**EXCERPTED RECORDS:**
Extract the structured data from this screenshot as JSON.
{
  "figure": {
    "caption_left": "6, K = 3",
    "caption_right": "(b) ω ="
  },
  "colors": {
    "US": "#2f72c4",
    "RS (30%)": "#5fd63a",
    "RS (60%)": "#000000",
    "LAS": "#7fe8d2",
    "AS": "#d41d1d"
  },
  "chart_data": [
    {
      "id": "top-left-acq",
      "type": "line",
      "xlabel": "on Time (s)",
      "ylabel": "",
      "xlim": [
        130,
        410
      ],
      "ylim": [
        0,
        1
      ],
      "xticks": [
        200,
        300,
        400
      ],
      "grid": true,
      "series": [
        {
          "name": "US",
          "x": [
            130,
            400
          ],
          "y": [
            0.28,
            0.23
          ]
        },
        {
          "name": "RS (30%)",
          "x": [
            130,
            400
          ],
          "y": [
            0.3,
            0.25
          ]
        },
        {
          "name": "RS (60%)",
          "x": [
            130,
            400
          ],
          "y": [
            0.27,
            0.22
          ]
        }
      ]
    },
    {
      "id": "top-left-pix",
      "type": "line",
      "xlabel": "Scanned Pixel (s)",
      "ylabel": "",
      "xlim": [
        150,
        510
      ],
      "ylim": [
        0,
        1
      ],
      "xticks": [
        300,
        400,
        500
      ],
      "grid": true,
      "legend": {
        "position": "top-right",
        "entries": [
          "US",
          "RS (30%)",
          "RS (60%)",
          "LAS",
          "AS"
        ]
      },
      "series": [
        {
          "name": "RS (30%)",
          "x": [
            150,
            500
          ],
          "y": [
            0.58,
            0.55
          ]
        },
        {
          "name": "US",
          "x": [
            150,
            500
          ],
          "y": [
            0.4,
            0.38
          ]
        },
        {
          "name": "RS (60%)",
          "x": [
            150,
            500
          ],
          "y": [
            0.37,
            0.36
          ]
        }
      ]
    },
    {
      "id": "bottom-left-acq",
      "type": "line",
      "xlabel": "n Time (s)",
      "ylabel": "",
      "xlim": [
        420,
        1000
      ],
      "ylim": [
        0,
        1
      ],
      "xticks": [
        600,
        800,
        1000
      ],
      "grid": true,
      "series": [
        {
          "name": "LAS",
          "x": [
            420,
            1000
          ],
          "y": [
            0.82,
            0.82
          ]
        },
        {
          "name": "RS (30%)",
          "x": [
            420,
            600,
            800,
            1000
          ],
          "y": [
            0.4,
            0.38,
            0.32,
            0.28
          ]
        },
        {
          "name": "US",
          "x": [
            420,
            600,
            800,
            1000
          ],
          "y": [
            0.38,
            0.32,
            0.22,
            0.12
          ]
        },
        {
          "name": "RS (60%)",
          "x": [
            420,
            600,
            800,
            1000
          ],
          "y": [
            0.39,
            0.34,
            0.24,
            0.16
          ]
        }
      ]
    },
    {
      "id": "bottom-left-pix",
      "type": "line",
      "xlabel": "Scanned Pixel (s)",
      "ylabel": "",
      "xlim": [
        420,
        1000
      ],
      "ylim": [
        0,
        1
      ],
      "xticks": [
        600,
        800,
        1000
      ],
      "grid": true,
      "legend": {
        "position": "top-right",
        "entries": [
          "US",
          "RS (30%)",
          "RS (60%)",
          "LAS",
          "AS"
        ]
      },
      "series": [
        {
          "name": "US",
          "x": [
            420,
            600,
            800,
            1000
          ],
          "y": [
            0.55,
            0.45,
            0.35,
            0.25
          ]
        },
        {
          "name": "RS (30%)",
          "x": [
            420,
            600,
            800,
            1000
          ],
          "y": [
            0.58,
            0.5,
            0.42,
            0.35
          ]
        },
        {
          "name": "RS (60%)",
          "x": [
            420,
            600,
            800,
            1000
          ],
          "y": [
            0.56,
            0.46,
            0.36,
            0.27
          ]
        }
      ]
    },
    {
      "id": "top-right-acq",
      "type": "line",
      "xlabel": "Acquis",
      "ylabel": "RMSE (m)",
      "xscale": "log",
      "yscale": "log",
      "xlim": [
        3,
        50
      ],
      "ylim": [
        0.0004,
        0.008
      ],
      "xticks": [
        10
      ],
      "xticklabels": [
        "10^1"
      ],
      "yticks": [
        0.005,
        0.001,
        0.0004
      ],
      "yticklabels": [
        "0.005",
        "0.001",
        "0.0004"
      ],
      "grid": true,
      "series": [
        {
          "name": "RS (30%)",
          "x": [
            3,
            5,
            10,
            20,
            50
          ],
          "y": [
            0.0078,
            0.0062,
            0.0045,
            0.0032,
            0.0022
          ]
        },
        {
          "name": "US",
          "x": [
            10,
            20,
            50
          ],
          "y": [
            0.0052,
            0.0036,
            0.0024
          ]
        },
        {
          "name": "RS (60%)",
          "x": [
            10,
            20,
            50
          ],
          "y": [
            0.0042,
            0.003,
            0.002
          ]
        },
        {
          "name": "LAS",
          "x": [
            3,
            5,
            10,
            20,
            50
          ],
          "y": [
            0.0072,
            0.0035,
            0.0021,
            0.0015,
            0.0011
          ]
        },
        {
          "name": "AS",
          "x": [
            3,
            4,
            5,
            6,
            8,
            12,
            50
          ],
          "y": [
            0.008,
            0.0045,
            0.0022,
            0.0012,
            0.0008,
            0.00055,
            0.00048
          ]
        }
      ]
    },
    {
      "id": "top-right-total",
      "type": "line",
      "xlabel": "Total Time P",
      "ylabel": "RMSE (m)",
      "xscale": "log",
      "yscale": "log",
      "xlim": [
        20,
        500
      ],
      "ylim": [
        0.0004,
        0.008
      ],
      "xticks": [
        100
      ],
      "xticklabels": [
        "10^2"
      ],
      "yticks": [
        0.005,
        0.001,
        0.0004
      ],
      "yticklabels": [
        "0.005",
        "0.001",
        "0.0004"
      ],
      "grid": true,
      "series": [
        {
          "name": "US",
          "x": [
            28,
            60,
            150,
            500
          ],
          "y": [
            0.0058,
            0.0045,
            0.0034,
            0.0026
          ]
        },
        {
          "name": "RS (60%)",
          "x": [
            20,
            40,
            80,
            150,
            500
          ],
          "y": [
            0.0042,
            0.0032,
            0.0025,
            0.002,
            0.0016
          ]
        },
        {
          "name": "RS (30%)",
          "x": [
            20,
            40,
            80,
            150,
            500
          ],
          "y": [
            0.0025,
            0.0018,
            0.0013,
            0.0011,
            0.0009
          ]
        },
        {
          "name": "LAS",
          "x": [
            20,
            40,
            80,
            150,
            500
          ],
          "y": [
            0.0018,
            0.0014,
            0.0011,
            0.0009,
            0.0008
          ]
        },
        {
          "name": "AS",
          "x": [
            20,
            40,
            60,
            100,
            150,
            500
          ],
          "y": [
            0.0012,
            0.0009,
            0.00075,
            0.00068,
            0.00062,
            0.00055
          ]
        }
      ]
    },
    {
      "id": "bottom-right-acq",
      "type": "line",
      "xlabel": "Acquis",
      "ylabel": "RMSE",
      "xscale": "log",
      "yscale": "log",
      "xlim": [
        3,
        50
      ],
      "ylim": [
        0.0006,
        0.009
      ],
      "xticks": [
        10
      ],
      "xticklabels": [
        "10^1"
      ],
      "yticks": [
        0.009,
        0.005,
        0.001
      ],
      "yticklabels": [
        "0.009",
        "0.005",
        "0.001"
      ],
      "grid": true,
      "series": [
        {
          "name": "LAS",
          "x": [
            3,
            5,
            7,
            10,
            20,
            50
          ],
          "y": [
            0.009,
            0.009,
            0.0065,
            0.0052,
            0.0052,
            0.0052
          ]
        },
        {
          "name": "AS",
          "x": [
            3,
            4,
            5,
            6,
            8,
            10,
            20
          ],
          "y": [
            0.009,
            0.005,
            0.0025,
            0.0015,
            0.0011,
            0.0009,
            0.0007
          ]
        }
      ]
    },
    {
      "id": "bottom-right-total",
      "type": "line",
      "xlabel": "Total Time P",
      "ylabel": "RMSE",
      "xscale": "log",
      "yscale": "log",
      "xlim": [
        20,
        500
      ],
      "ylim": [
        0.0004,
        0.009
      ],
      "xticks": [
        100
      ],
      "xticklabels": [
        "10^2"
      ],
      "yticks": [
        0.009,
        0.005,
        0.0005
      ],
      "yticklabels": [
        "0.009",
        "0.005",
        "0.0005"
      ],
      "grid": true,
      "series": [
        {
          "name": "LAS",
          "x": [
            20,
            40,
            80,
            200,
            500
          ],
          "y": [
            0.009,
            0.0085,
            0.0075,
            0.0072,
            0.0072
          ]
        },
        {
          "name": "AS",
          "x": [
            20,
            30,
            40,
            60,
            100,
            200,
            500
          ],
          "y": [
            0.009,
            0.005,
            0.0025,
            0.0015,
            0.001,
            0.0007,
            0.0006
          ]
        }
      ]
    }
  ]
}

**WHAT YOU HAVE TO DO:** Locate all lines holding the word "Time", then copy them out.

**THE ANSWER:**
      "xlabel": "on Time (s)",
      "xlabel": "n Time (s)",
      "xlabel": "Total Time P",
      "xlabel": "Total Time P",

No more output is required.